DIRECTION:
Copy out the data below as written; omit any images.

RECORD LIST:
▶

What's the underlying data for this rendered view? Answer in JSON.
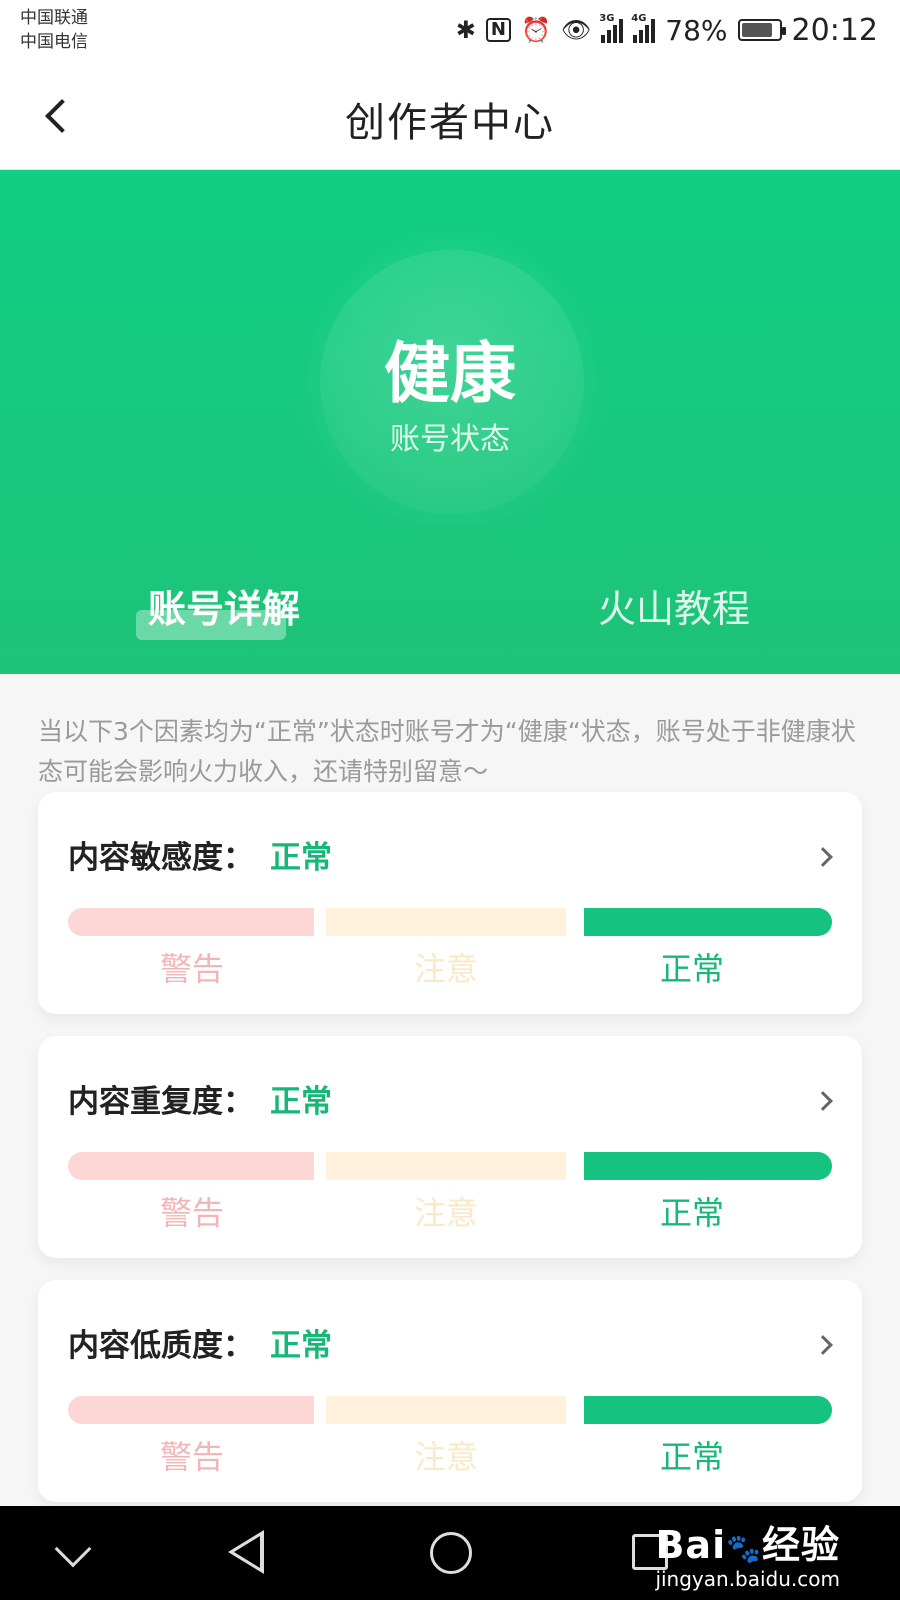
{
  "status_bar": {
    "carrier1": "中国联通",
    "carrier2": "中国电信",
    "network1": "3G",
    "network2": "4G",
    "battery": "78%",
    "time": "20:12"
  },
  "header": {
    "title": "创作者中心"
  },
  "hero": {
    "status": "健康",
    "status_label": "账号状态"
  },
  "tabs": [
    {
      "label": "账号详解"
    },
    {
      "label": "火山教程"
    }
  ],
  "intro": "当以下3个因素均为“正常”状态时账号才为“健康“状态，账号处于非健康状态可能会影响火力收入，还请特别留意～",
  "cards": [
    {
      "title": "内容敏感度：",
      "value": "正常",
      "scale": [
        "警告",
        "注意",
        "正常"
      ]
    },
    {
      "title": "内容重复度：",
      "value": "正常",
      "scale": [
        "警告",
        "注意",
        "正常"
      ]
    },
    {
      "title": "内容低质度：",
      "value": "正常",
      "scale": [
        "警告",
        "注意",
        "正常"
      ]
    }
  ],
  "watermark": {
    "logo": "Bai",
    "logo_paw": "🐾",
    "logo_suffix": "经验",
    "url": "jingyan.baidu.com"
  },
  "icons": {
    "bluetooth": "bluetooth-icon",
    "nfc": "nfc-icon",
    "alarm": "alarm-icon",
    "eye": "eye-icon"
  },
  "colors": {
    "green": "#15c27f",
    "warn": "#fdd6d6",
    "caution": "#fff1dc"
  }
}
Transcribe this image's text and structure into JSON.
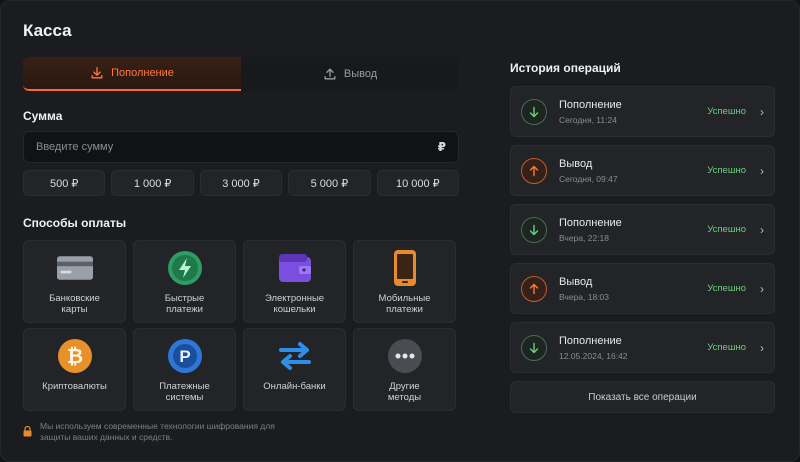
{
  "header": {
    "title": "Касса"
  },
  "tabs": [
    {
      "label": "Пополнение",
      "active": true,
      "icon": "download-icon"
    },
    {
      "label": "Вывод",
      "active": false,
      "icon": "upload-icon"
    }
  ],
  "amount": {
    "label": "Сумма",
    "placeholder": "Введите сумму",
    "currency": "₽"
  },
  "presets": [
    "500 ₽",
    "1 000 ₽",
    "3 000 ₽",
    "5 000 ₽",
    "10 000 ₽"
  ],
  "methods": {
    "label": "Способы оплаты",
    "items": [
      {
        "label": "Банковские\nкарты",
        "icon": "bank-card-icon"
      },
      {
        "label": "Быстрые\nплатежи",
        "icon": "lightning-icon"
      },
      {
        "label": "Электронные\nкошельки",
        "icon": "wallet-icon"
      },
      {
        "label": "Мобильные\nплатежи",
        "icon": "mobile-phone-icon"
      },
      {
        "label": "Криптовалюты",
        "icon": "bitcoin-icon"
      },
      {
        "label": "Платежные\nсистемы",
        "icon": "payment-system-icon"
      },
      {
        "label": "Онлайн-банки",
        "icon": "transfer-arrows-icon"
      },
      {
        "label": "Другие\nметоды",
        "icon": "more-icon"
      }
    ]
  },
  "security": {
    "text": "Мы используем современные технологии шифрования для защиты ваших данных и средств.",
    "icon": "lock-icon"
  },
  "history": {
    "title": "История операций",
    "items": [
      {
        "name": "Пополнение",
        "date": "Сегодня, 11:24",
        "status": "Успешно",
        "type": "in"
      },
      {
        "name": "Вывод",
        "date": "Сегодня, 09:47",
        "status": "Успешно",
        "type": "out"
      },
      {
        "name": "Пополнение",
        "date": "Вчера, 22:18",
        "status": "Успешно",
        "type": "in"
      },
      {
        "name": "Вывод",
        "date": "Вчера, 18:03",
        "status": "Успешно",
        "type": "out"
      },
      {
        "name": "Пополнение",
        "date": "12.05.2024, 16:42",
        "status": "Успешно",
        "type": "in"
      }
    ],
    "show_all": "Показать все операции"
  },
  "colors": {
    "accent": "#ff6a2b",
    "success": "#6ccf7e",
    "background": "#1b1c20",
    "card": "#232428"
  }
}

◀

SOLUTION TO THIS EXERCISE:
What's the underlying data for this rendered view? Answer in JSON.
{
  "status_bar": {
    "carrier1": "中国联通",
    "carrier2": "中国电信",
    "network1": "3G",
    "network2": "4G",
    "battery": "78%",
    "time": "20:12"
  },
  "header": {
    "title": "创作者中心"
  },
  "hero": {
    "status": "健康",
    "status_label": "账号状态"
  },
  "tabs": [
    {
      "label": "账号详解"
    },
    {
      "label": "火山教程"
    }
  ],
  "intro": "当以下3个因素均为“正常”状态时账号才为“健康“状态，账号处于非健康状态可能会影响火力收入，还请特别留意～",
  "cards": [
    {
      "title": "内容敏感度：",
      "value": "正常",
      "scale": [
        "警告",
        "注意",
        "正常"
      ]
    },
    {
      "title": "内容重复度：",
      "value": "正常",
      "scale": [
        "警告",
        "注意",
        "正常"
      ]
    },
    {
      "title": "内容低质度：",
      "value": "正常",
      "scale": [
        "警告",
        "注意",
        "正常"
      ]
    }
  ],
  "watermark": {
    "logo": "Bai",
    "logo_paw": "🐾",
    "logo_suffix": "经验",
    "url": "jingyan.baidu.com"
  },
  "icons": {
    "bluetooth": "bluetooth-icon",
    "nfc": "nfc-icon",
    "alarm": "alarm-icon",
    "eye": "eye-icon"
  },
  "colors": {
    "green": "#15c27f",
    "warn": "#fdd6d6",
    "caution": "#fff1dc"
  }
}
Transcribe this image's text and structure into JSON.
{
  "header": {
    "title": "Касса"
  },
  "tabs": [
    {
      "label": "Пополнение",
      "active": true,
      "icon": "download-icon"
    },
    {
      "label": "Вывод",
      "active": false,
      "icon": "upload-icon"
    }
  ],
  "amount": {
    "label": "Сумма",
    "placeholder": "Введите сумму",
    "currency": "₽"
  },
  "presets": [
    "500 ₽",
    "1 000 ₽",
    "3 000 ₽",
    "5 000 ₽",
    "10 000 ₽"
  ],
  "methods": {
    "label": "Способы оплаты",
    "items": [
      {
        "label": "Банковские\nкарты",
        "icon": "bank-card-icon"
      },
      {
        "label": "Быстрые\nплатежи",
        "icon": "lightning-icon"
      },
      {
        "label": "Электронные\nкошельки",
        "icon": "wallet-icon"
      },
      {
        "label": "Мобильные\nплатежи",
        "icon": "mobile-phone-icon"
      },
      {
        "label": "Криптовалюты",
        "icon": "bitcoin-icon"
      },
      {
        "label": "Платежные\nсистемы",
        "icon": "payment-system-icon"
      },
      {
        "label": "Онлайн-банки",
        "icon": "transfer-arrows-icon"
      },
      {
        "label": "Другие\nметоды",
        "icon": "more-icon"
      }
    ]
  },
  "security": {
    "text": "Мы используем современные технологии шифрования для защиты ваших данных и средств.",
    "icon": "lock-icon"
  },
  "history": {
    "title": "История операций",
    "items": [
      {
        "name": "Пополнение",
        "date": "Сегодня, 11:24",
        "status": "Успешно",
        "type": "in"
      },
      {
        "name": "Вывод",
        "date": "Сегодня, 09:47",
        "status": "Успешно",
        "type": "out"
      },
      {
        "name": "Пополнение",
        "date": "Вчера, 22:18",
        "status": "Успешно",
        "type": "in"
      },
      {
        "name": "Вывод",
        "date": "Вчера, 18:03",
        "status": "Успешно",
        "type": "out"
      },
      {
        "name": "Пополнение",
        "date": "12.05.2024, 16:42",
        "status": "Успешно",
        "type": "in"
      }
    ],
    "show_all": "Показать все операции"
  },
  "colors": {
    "accent": "#ff6a2b",
    "success": "#6ccf7e",
    "background": "#1b1c20",
    "card": "#232428"
  }
}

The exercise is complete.